--- START ---

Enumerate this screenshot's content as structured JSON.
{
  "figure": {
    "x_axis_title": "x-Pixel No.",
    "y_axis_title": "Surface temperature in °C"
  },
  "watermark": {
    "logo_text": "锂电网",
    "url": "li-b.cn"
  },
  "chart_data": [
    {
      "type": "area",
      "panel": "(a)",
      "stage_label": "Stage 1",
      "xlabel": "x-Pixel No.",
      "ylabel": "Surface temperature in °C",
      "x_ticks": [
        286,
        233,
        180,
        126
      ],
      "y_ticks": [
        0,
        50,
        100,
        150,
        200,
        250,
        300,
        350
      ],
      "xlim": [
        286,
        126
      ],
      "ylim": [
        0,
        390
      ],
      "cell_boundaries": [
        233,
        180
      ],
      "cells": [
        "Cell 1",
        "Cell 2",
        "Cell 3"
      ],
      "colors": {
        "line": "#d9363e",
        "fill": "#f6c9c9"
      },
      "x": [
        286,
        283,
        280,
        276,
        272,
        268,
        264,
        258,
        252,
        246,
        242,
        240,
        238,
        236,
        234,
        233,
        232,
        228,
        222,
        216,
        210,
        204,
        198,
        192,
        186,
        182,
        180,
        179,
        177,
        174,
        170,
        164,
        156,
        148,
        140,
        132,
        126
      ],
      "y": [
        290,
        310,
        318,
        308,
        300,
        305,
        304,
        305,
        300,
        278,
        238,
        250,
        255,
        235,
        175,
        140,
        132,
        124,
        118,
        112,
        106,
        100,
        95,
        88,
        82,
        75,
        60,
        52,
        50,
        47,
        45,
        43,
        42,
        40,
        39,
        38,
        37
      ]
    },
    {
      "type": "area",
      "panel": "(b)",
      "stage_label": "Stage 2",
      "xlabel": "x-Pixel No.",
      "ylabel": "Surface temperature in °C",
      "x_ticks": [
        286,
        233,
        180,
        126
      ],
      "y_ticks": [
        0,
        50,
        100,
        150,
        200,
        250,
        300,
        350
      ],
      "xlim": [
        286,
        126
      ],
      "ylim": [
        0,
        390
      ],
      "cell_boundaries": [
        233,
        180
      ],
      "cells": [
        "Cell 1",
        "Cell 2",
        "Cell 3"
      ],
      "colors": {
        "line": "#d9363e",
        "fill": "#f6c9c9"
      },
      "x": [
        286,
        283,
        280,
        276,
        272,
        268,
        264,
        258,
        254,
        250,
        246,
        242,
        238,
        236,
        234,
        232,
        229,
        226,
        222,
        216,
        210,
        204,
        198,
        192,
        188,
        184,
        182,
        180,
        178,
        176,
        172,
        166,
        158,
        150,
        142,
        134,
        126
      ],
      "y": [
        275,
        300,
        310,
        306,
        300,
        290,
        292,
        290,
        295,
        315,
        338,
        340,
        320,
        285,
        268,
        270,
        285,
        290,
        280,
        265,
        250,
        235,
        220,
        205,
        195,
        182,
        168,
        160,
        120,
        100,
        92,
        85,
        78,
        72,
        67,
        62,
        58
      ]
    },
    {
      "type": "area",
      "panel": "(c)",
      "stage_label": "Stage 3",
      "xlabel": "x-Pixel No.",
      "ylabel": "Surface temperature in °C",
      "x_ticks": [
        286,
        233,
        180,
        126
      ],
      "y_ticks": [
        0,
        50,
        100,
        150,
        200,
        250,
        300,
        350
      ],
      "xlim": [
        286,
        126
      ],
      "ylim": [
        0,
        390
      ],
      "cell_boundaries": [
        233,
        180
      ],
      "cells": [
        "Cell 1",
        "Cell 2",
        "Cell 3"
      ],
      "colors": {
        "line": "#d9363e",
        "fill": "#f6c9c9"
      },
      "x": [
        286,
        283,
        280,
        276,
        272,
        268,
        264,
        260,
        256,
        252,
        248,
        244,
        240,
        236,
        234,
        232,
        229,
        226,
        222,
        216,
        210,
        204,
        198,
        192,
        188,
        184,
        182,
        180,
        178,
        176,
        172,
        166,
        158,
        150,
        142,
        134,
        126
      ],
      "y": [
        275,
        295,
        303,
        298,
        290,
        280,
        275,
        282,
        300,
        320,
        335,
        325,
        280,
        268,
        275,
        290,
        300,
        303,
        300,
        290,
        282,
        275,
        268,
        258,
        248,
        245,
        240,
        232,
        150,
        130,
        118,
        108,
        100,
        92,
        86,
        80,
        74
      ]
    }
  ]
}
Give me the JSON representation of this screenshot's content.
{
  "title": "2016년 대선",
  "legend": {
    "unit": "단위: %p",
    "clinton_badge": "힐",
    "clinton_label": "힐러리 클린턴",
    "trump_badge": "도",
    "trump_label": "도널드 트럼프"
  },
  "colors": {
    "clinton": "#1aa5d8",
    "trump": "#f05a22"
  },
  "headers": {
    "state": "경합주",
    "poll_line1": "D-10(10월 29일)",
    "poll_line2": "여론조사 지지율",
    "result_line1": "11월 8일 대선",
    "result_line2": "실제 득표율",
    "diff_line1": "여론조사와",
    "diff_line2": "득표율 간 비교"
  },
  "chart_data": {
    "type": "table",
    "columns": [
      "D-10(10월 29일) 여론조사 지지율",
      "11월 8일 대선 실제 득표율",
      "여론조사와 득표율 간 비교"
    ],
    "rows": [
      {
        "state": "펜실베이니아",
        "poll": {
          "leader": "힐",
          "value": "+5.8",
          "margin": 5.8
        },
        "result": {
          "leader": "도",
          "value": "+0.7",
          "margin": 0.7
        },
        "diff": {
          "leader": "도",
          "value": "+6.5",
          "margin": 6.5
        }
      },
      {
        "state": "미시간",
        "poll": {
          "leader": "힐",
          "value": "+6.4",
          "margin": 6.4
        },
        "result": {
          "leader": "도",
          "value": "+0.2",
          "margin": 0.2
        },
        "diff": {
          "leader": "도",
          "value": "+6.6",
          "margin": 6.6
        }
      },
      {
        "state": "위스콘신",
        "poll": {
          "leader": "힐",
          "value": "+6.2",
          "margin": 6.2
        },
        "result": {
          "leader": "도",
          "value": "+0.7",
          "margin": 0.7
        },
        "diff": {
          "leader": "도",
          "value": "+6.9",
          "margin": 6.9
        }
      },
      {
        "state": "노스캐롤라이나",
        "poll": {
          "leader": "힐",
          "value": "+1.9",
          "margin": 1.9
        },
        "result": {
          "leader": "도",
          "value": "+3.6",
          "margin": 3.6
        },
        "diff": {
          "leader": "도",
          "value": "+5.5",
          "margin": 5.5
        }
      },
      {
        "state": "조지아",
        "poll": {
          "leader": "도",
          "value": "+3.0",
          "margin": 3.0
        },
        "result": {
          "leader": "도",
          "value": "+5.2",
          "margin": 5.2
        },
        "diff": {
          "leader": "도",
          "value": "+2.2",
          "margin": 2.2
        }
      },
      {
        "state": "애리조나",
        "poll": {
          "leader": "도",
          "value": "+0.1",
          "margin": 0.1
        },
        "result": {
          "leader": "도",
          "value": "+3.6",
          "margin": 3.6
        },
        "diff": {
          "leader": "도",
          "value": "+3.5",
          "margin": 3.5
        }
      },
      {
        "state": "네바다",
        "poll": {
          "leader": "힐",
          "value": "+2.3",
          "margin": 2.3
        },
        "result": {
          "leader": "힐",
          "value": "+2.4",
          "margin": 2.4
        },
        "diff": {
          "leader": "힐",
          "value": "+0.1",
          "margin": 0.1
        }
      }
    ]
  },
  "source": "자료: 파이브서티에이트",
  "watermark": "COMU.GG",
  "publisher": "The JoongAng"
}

--- END ---

__EXERCISE TASK__.
Find all the lines containing "content" in the material, then copy them.

__IN RESPONSE__.
Enumerate this screenshot's content as structured JSON.
Give me the JSON representation of this screenshot's content.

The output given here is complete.